#### [What is required]
Copy out each line containing "frac" from the entries below.
***** Records to use *****
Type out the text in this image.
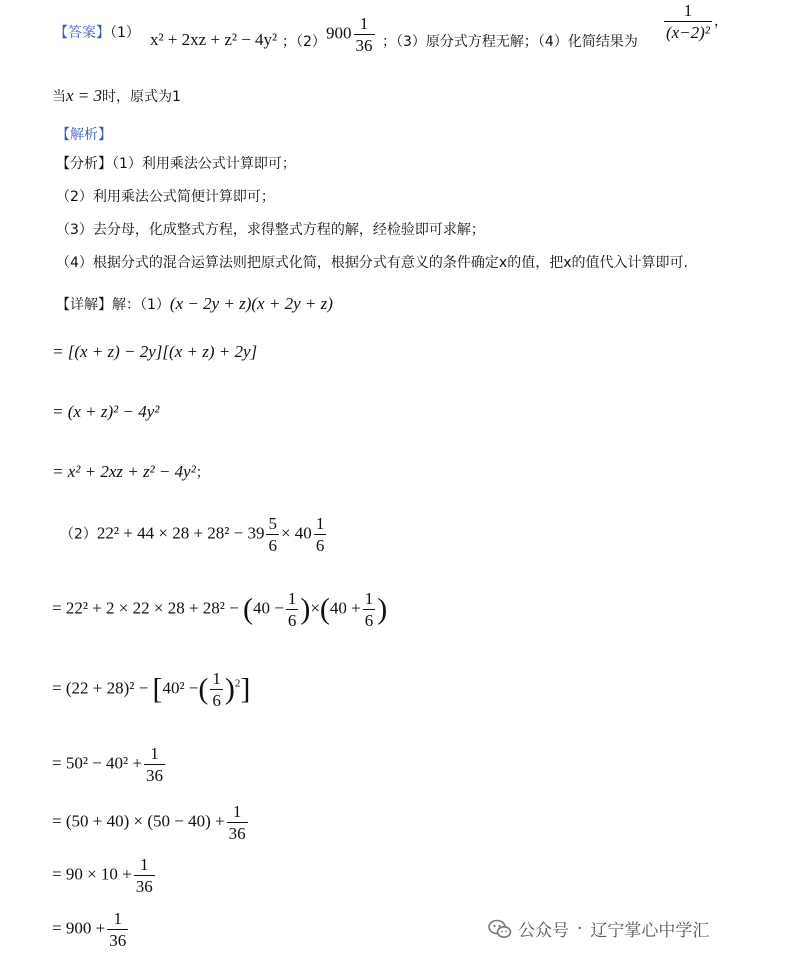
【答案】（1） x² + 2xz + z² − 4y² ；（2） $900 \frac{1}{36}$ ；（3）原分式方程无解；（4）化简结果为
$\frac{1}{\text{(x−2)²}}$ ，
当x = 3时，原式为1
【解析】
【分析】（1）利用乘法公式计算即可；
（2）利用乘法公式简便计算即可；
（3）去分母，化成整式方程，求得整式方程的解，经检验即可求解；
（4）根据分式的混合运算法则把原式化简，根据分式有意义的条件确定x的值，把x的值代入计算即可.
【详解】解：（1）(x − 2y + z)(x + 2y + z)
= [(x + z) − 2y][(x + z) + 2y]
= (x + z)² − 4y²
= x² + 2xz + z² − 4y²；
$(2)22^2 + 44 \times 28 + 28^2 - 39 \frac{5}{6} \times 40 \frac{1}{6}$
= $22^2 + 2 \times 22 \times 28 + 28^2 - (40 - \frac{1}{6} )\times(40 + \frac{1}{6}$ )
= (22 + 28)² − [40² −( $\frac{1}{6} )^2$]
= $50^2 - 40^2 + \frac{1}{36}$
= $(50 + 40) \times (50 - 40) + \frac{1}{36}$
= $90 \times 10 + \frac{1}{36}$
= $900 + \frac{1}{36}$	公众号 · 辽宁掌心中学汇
*****
#### [Solution to this task]
【答案】（1） x² + 2xz + z² − 4y² ；（2） $900 \frac{1}{36}$ ；（3）原分式方程无解；（4）化简结果为
$\frac{1}{\text{(x−2)²}}$ ，
$(2)22^2 + 44 \times 28 + 28^2 - 39 \frac{5}{6} \times 40 \frac{1}{6}$
= $22^2 + 2 \times 22 \times 28 + 28^2 - (40 - \frac{1}{6} )\times(40 + \frac{1}{6}$ )
= (22 + 28)² − [40² −( $\frac{1}{6} )^2$]
= $50^2 - 40^2 + \frac{1}{36}$
= $(50 + 40) \times (50 - 40) + \frac{1}{36}$
= $90 \times 10 + \frac{1}{36}$
= $900 + \frac{1}{36}$	公众号 · 辽宁掌心中学汇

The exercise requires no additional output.